▶ _The input_
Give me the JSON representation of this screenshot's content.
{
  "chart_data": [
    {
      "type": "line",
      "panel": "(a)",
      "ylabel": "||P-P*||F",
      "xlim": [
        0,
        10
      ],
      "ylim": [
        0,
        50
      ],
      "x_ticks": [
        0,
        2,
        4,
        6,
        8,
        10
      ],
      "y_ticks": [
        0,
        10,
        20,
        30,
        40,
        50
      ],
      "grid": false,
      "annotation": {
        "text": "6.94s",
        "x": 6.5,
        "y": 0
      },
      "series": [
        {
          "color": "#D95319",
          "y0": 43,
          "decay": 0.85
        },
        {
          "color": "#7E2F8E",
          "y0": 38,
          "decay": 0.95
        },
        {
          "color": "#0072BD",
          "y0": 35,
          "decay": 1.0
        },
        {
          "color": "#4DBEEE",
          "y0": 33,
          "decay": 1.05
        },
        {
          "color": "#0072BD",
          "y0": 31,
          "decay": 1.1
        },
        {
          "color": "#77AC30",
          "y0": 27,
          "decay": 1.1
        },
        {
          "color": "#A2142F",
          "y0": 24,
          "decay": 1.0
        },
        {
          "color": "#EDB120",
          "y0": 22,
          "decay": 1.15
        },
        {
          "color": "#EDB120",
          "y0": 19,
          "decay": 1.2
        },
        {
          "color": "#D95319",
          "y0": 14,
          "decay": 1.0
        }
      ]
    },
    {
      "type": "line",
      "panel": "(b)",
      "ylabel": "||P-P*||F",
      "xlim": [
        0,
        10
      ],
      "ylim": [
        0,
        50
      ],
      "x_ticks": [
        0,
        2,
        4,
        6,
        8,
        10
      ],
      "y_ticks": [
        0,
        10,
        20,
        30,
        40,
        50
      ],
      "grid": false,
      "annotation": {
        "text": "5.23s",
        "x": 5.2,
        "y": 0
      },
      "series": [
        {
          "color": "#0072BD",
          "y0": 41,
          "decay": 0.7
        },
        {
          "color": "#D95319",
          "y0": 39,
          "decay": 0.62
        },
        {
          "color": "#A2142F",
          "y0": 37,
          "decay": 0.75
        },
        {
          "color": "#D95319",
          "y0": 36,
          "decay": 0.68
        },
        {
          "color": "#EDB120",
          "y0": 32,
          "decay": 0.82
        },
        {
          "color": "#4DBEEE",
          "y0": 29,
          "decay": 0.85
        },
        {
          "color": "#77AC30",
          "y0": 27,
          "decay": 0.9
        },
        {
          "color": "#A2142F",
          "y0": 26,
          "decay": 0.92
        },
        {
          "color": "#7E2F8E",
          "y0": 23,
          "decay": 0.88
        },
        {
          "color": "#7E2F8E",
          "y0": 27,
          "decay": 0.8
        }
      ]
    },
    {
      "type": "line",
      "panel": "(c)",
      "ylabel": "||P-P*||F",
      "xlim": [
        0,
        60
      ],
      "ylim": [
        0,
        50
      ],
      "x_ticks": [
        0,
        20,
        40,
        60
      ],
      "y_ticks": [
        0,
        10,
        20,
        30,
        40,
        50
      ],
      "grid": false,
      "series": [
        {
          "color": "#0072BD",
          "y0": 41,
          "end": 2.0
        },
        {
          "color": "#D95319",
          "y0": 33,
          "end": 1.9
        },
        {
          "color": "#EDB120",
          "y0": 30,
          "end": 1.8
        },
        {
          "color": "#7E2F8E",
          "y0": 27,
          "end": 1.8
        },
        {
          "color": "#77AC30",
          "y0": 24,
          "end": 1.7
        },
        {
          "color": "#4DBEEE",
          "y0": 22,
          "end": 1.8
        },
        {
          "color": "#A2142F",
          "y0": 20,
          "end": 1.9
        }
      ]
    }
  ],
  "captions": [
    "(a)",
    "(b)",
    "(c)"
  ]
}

▶ _What the task asks_
Please restate the whole listing word for word.

▶ _Task answer_
Give me the JSON representation of this screenshot's content.
{
  "chart_data": [
    {
      "type": "line",
      "panel": "(a)",
      "ylabel": "||P-P*||F",
      "xlim": [
        0,
        10
      ],
      "ylim": [
        0,
        50
      ],
      "x_ticks": [
        0,
        2,
        4,
        6,
        8,
        10
      ],
      "y_ticks": [
        0,
        10,
        20,
        30,
        40,
        50
      ],
      "grid": false,
      "annotation": {
        "text": "6.94s",
        "x": 6.5,
        "y": 0
      },
      "series": [
        {
          "color": "#D95319",
          "y0": 43,
          "decay": 0.85
        },
        {
          "color": "#7E2F8E",
          "y0": 38,
          "decay": 0.95
        },
        {
          "color": "#0072BD",
          "y0": 35,
          "decay": 1.0
        },
        {
          "color": "#4DBEEE",
          "y0": 33,
          "decay": 1.05
        },
        {
          "color": "#0072BD",
          "y0": 31,
          "decay": 1.1
        },
        {
          "color": "#77AC30",
          "y0": 27,
          "decay": 1.1
        },
        {
          "color": "#A2142F",
          "y0": 24,
          "decay": 1.0
        },
        {
          "color": "#EDB120",
          "y0": 22,
          "decay": 1.15
        },
        {
          "color": "#EDB120",
          "y0": 19,
          "decay": 1.2
        },
        {
          "color": "#D95319",
          "y0": 14,
          "decay": 1.0
        }
      ]
    },
    {
      "type": "line",
      "panel": "(b)",
      "ylabel": "||P-P*||F",
      "xlim": [
        0,
        10
      ],
      "ylim": [
        0,
        50
      ],
      "x_ticks": [
        0,
        2,
        4,
        6,
        8,
        10
      ],
      "y_ticks": [
        0,
        10,
        20,
        30,
        40,
        50
      ],
      "grid": false,
      "annotation": {
        "text": "5.23s",
        "x": 5.2,
        "y": 0
      },
      "series": [
        {
          "color": "#0072BD",
          "y0": 41,
          "decay": 0.7
        },
        {
          "color": "#D95319",
          "y0": 39,
          "decay": 0.62
        },
        {
          "color": "#A2142F",
          "y0": 37,
          "decay": 0.75
        },
        {
          "color": "#D95319",
          "y0": 36,
          "decay": 0.68
        },
        {
          "color": "#EDB120",
          "y0": 32,
          "decay": 0.82
        },
        {
          "color": "#4DBEEE",
          "y0": 29,
          "decay": 0.85
        },
        {
          "color": "#77AC30",
          "y0": 27,
          "decay": 0.9
        },
        {
          "color": "#A2142F",
          "y0": 26,
          "decay": 0.92
        },
        {
          "color": "#7E2F8E",
          "y0": 23,
          "decay": 0.88
        },
        {
          "color": "#7E2F8E",
          "y0": 27,
          "decay": 0.8
        }
      ]
    },
    {
      "type": "line",
      "panel": "(c)",
      "ylabel": "||P-P*||F",
      "xlim": [
        0,
        60
      ],
      "ylim": [
        0,
        50
      ],
      "x_ticks": [
        0,
        20,
        40,
        60
      ],
      "y_ticks": [
        0,
        10,
        20,
        30,
        40,
        50
      ],
      "grid": false,
      "series": [
        {
          "color": "#0072BD",
          "y0": 41,
          "end": 2.0
        },
        {
          "color": "#D95319",
          "y0": 33,
          "end": 1.9
        },
        {
          "color": "#EDB120",
          "y0": 30,
          "end": 1.8
        },
        {
          "color": "#7E2F8E",
          "y0": 27,
          "end": 1.8
        },
        {
          "color": "#77AC30",
          "y0": 24,
          "end": 1.7
        },
        {
          "color": "#4DBEEE",
          "y0": 22,
          "end": 1.8
        },
        {
          "color": "#A2142F",
          "y0": 20,
          "end": 1.9
        }
      ]
    }
  ],
  "captions": [
    "(a)",
    "(b)",
    "(c)"
  ]
}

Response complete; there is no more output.